Source records ▸
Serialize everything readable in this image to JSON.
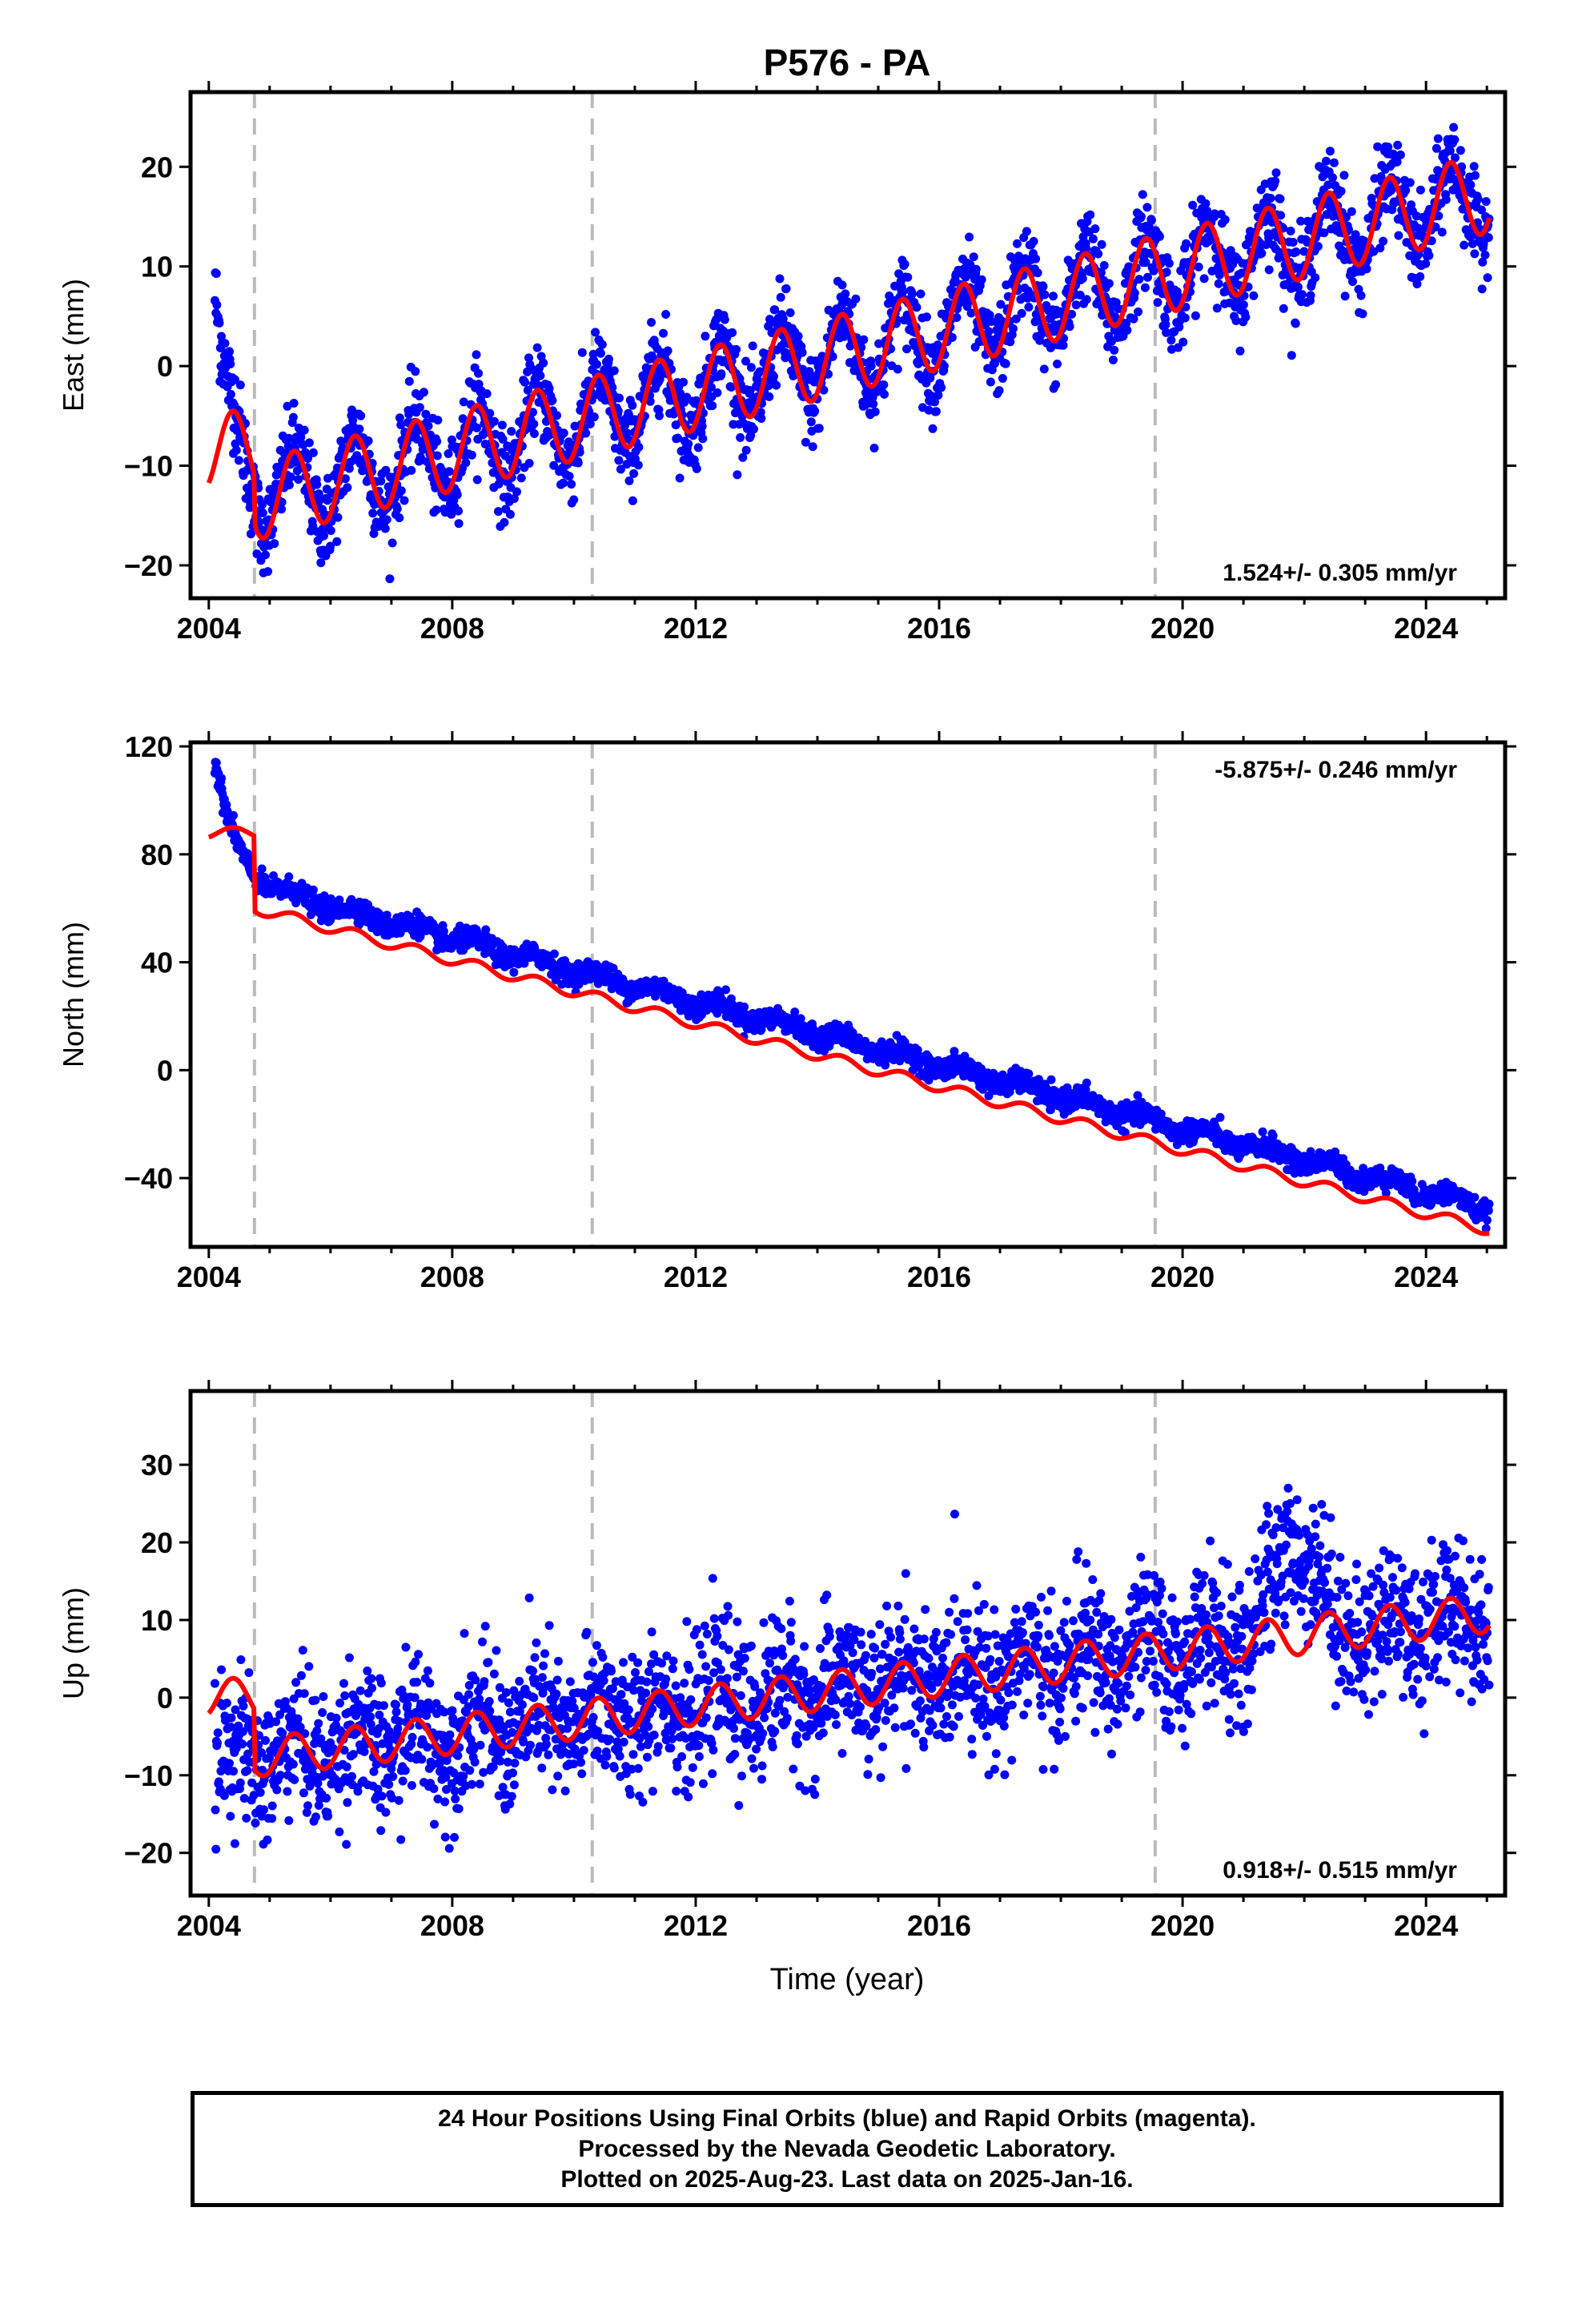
{
  "figure": {
    "title": "P576 - PA",
    "xlabel": "Time (year)",
    "colors": {
      "points": "#0000ff",
      "model": "#ff0000",
      "offsets": "#bbbbbb",
      "frame": "#000000"
    }
  },
  "chart_data": [
    {
      "type": "scatter",
      "name": "East",
      "ylabel": "East (mm)",
      "xlim": [
        2003.7,
        2025.3
      ],
      "ylim": [
        -23.3,
        27.5
      ],
      "x_ticks": [
        "2004",
        "2008",
        "2012",
        "2016",
        "2020",
        "2024"
      ],
      "y_ticks": [
        -20,
        -10,
        0,
        10,
        20
      ],
      "grid": false,
      "rate_label": "1.524+/- 0.305 mm/yr",
      "rate_position": "bottom-right",
      "offset_lines": [
        2004.75,
        2010.3,
        2019.55
      ],
      "series": [
        {
          "name": "24 Hour Positions (Final Orbits)",
          "style": "points",
          "x_range": [
            2004.1,
            2025.04
          ],
          "trend_anchor": {
            "x": 2004.1,
            "y": -14.5
          },
          "rate": 1.524,
          "seasonal_amplitude": 4.0,
          "scatter": 2.2,
          "initial_transient": {
            "start": 8.5,
            "decay_years": 0.25
          }
        },
        {
          "name": "Model",
          "style": "line",
          "x_range": [
            2004.0,
            2025.04
          ],
          "trend_anchor": {
            "x": 2004.1,
            "y": -14.5
          },
          "rate": 1.524,
          "seasonal_amplitude": 4.0
        }
      ]
    },
    {
      "type": "scatter",
      "name": "North",
      "ylabel": "North (mm)",
      "xlim": [
        2003.7,
        2025.3
      ],
      "ylim": [
        -65.5,
        121.5
      ],
      "x_ticks": [
        "2004",
        "2008",
        "2012",
        "2016",
        "2020",
        "2024"
      ],
      "y_ticks": [
        -40,
        0,
        40,
        80,
        120
      ],
      "grid": false,
      "rate_label": "-5.875+/- 0.246 mm/yr",
      "rate_position": "top-right",
      "offset_lines": [
        2004.75,
        2010.3,
        2019.55
      ],
      "series": [
        {
          "name": "24 Hour Positions (Final Orbits)",
          "style": "points",
          "x_range": [
            2004.1,
            2025.04
          ],
          "trend_anchor": {
            "x": 2004.75,
            "y": 68
          },
          "rate": -5.875,
          "seasonal_amplitude": 2.0,
          "scatter": 2.0,
          "initial_transient": {
            "start": 116,
            "decay_years": 0.3
          }
        },
        {
          "name": "Model",
          "style": "line",
          "x_range": [
            2004.0,
            2025.04
          ],
          "trend_anchor": {
            "x": 2004.75,
            "y": 60
          },
          "rate": -5.875,
          "seasonal_amplitude": 2.0,
          "pre_offset_level": 88
        }
      ]
    },
    {
      "type": "scatter",
      "name": "Up",
      "ylabel": "Up (mm)",
      "xlim": [
        2003.7,
        2025.3
      ],
      "ylim": [
        -25.5,
        39.5
      ],
      "x_ticks": [
        "2004",
        "2008",
        "2012",
        "2016",
        "2020",
        "2024"
      ],
      "y_ticks": [
        -20,
        -10,
        0,
        10,
        20,
        30
      ],
      "grid": false,
      "rate_label": "0.918+/- 0.515 mm/yr",
      "rate_position": "bottom-right",
      "offset_lines": [
        2004.75,
        2010.3,
        2019.55
      ],
      "series": [
        {
          "name": "24 Hour Positions (Final Orbits)",
          "style": "points",
          "x_range": [
            2004.1,
            2025.04
          ],
          "trend_anchor": {
            "x": 2005.0,
            "y": -7.5
          },
          "rate": 0.918,
          "seasonal_amplitude": 2.5,
          "scatter": 4.5,
          "anomaly": {
            "x_range": [
              2021.2,
              2022.5
            ],
            "extra": 12
          }
        },
        {
          "name": "Model",
          "style": "line",
          "x_range": [
            2004.0,
            2025.04
          ],
          "trend_anchor": {
            "x": 2005.0,
            "y": -7.5
          },
          "rate": 0.918,
          "seasonal_amplitude": 2.5,
          "pre_offset_level": 0
        }
      ]
    }
  ],
  "notes": [
    "24 Hour Positions Using Final Orbits (blue) and Rapid Orbits (magenta).",
    "Processed by the Nevada Geodetic Laboratory.",
    "Plotted on 2025-Aug-23. Last data on 2025-Jan-16."
  ]
}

Set exercise ▸ Without the pictures, reproduce every line of the records above exactly.

Result for this task ▸
Serialize everything readable in this image to JSON.
{
  "figure": {
    "title": "P576 - PA",
    "xlabel": "Time (year)",
    "colors": {
      "points": "#0000ff",
      "model": "#ff0000",
      "offsets": "#bbbbbb",
      "frame": "#000000"
    }
  },
  "chart_data": [
    {
      "type": "scatter",
      "name": "East",
      "ylabel": "East (mm)",
      "xlim": [
        2003.7,
        2025.3
      ],
      "ylim": [
        -23.3,
        27.5
      ],
      "x_ticks": [
        "2004",
        "2008",
        "2012",
        "2016",
        "2020",
        "2024"
      ],
      "y_ticks": [
        -20,
        -10,
        0,
        10,
        20
      ],
      "grid": false,
      "rate_label": "1.524+/- 0.305 mm/yr",
      "rate_position": "bottom-right",
      "offset_lines": [
        2004.75,
        2010.3,
        2019.55
      ],
      "series": [
        {
          "name": "24 Hour Positions (Final Orbits)",
          "style": "points",
          "x_range": [
            2004.1,
            2025.04
          ],
          "trend_anchor": {
            "x": 2004.1,
            "y": -14.5
          },
          "rate": 1.524,
          "seasonal_amplitude": 4.0,
          "scatter": 2.2,
          "initial_transient": {
            "start": 8.5,
            "decay_years": 0.25
          }
        },
        {
          "name": "Model",
          "style": "line",
          "x_range": [
            2004.0,
            2025.04
          ],
          "trend_anchor": {
            "x": 2004.1,
            "y": -14.5
          },
          "rate": 1.524,
          "seasonal_amplitude": 4.0
        }
      ]
    },
    {
      "type": "scatter",
      "name": "North",
      "ylabel": "North (mm)",
      "xlim": [
        2003.7,
        2025.3
      ],
      "ylim": [
        -65.5,
        121.5
      ],
      "x_ticks": [
        "2004",
        "2008",
        "2012",
        "2016",
        "2020",
        "2024"
      ],
      "y_ticks": [
        -40,
        0,
        40,
        80,
        120
      ],
      "grid": false,
      "rate_label": "-5.875+/- 0.246 mm/yr",
      "rate_position": "top-right",
      "offset_lines": [
        2004.75,
        2010.3,
        2019.55
      ],
      "series": [
        {
          "name": "24 Hour Positions (Final Orbits)",
          "style": "points",
          "x_range": [
            2004.1,
            2025.04
          ],
          "trend_anchor": {
            "x": 2004.75,
            "y": 68
          },
          "rate": -5.875,
          "seasonal_amplitude": 2.0,
          "scatter": 2.0,
          "initial_transient": {
            "start": 116,
            "decay_years": 0.3
          }
        },
        {
          "name": "Model",
          "style": "line",
          "x_range": [
            2004.0,
            2025.04
          ],
          "trend_anchor": {
            "x": 2004.75,
            "y": 60
          },
          "rate": -5.875,
          "seasonal_amplitude": 2.0,
          "pre_offset_level": 88
        }
      ]
    },
    {
      "type": "scatter",
      "name": "Up",
      "ylabel": "Up (mm)",
      "xlim": [
        2003.7,
        2025.3
      ],
      "ylim": [
        -25.5,
        39.5
      ],
      "x_ticks": [
        "2004",
        "2008",
        "2012",
        "2016",
        "2020",
        "2024"
      ],
      "y_ticks": [
        -20,
        -10,
        0,
        10,
        20,
        30
      ],
      "grid": false,
      "rate_label": "0.918+/- 0.515 mm/yr",
      "rate_position": "bottom-right",
      "offset_lines": [
        2004.75,
        2010.3,
        2019.55
      ],
      "series": [
        {
          "name": "24 Hour Positions (Final Orbits)",
          "style": "points",
          "x_range": [
            2004.1,
            2025.04
          ],
          "trend_anchor": {
            "x": 2005.0,
            "y": -7.5
          },
          "rate": 0.918,
          "seasonal_amplitude": 2.5,
          "scatter": 4.5,
          "anomaly": {
            "x_range": [
              2021.2,
              2022.5
            ],
            "extra": 12
          }
        },
        {
          "name": "Model",
          "style": "line",
          "x_range": [
            2004.0,
            2025.04
          ],
          "trend_anchor": {
            "x": 2005.0,
            "y": -7.5
          },
          "rate": 0.918,
          "seasonal_amplitude": 2.5,
          "pre_offset_level": 0
        }
      ]
    }
  ],
  "notes": [
    "24 Hour Positions Using Final Orbits (blue) and Rapid Orbits (magenta).",
    "Processed by the Nevada Geodetic Laboratory.",
    "Plotted on 2025-Aug-23. Last data on 2025-Jan-16."
  ]
}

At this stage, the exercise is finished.